_Goal:_ Search the data for the string "structured" and gather each line it is in.

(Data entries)
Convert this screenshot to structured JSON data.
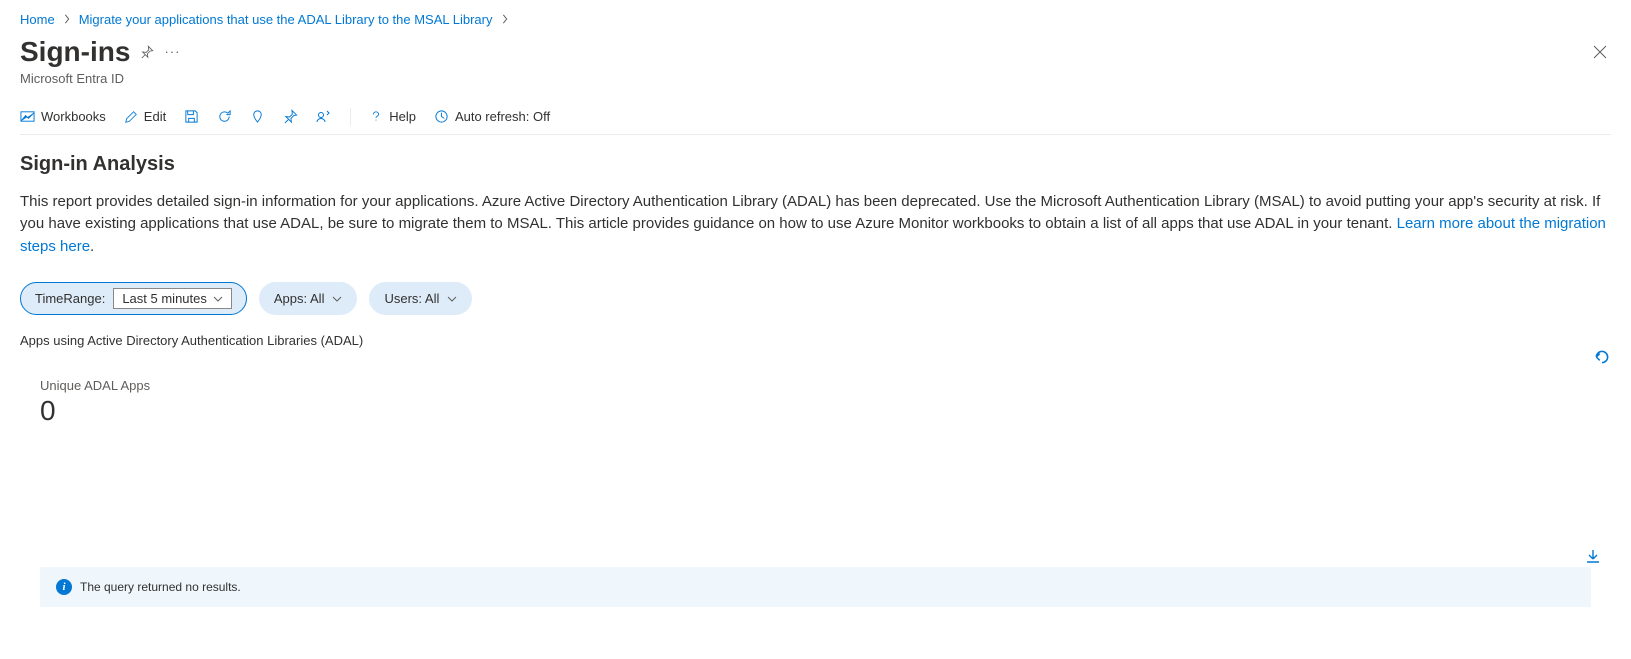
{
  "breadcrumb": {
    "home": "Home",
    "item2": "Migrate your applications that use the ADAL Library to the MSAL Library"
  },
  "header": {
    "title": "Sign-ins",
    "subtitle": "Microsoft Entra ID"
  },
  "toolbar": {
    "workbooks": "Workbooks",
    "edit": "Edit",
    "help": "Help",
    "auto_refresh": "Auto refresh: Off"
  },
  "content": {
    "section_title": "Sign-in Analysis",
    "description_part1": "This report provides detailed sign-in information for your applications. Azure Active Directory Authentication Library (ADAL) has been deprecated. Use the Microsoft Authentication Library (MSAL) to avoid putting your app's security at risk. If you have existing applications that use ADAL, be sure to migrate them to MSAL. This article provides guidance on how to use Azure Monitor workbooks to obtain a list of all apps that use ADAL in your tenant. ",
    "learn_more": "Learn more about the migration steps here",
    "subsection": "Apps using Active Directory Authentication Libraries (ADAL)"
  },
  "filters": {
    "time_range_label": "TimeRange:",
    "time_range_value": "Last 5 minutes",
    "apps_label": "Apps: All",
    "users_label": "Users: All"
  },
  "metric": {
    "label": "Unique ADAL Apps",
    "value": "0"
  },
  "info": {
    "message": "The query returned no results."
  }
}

---

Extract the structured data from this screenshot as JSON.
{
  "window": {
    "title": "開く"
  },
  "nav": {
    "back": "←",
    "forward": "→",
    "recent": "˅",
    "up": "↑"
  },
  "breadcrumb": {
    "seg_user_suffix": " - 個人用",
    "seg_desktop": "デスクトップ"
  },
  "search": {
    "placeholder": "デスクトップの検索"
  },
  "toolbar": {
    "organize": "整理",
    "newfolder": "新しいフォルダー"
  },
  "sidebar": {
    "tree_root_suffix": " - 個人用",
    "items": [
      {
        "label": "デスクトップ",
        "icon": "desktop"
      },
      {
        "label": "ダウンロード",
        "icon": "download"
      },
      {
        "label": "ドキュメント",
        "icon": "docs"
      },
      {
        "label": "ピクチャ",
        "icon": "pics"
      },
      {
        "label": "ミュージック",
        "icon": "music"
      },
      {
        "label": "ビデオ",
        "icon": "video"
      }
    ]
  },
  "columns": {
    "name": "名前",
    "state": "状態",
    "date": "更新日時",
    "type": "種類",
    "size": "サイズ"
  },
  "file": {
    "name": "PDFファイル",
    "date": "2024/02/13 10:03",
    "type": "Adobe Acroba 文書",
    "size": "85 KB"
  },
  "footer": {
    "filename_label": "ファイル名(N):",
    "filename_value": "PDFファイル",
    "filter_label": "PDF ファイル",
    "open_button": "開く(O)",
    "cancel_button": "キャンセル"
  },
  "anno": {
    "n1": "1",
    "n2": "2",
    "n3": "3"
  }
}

...

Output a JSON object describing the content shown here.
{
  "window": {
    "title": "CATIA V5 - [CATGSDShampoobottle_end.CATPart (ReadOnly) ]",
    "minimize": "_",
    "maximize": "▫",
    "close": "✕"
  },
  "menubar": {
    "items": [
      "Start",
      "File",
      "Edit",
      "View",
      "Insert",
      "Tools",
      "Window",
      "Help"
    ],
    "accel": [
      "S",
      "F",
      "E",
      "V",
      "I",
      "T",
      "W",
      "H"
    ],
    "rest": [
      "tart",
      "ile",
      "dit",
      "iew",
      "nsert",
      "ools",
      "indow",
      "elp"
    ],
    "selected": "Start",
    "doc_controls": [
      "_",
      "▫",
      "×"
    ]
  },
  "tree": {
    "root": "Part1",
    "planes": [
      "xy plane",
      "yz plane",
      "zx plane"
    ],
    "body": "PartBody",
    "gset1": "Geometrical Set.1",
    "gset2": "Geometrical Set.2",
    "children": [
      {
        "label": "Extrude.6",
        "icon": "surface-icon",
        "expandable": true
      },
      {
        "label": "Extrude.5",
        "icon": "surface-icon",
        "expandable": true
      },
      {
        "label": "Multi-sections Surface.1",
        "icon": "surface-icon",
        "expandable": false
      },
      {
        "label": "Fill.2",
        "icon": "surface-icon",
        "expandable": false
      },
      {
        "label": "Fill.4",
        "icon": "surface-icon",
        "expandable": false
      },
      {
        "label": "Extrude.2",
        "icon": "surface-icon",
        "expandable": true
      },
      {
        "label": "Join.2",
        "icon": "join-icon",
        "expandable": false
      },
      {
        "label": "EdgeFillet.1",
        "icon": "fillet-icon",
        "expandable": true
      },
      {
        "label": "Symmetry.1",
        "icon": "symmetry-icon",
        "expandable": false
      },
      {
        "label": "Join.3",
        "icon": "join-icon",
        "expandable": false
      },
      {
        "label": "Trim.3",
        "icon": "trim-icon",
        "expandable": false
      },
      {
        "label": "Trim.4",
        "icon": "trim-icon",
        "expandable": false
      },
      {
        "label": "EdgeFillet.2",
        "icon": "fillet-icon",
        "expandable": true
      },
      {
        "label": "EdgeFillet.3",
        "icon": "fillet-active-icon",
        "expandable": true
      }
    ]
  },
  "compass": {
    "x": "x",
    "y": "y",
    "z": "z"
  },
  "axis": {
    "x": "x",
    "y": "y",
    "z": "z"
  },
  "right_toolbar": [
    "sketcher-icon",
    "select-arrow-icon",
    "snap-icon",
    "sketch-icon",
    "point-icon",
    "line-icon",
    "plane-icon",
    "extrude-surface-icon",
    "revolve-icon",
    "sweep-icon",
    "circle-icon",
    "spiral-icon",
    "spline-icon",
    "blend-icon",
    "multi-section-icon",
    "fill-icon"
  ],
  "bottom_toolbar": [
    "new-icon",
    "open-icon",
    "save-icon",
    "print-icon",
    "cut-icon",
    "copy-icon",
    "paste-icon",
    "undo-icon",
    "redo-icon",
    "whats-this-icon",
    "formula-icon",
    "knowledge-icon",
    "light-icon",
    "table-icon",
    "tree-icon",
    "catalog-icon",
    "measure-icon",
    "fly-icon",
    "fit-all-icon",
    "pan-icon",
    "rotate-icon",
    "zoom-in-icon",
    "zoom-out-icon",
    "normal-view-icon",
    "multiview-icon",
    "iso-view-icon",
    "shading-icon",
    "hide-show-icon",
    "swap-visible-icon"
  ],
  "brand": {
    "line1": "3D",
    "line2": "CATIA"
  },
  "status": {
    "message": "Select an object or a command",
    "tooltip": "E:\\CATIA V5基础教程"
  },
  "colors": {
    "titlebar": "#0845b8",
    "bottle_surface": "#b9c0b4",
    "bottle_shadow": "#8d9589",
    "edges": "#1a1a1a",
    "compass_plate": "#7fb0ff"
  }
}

_Output of the exercise:_
Convert this screenshot to structured JSON data.
Extract the structured data from this screenshot as JSON.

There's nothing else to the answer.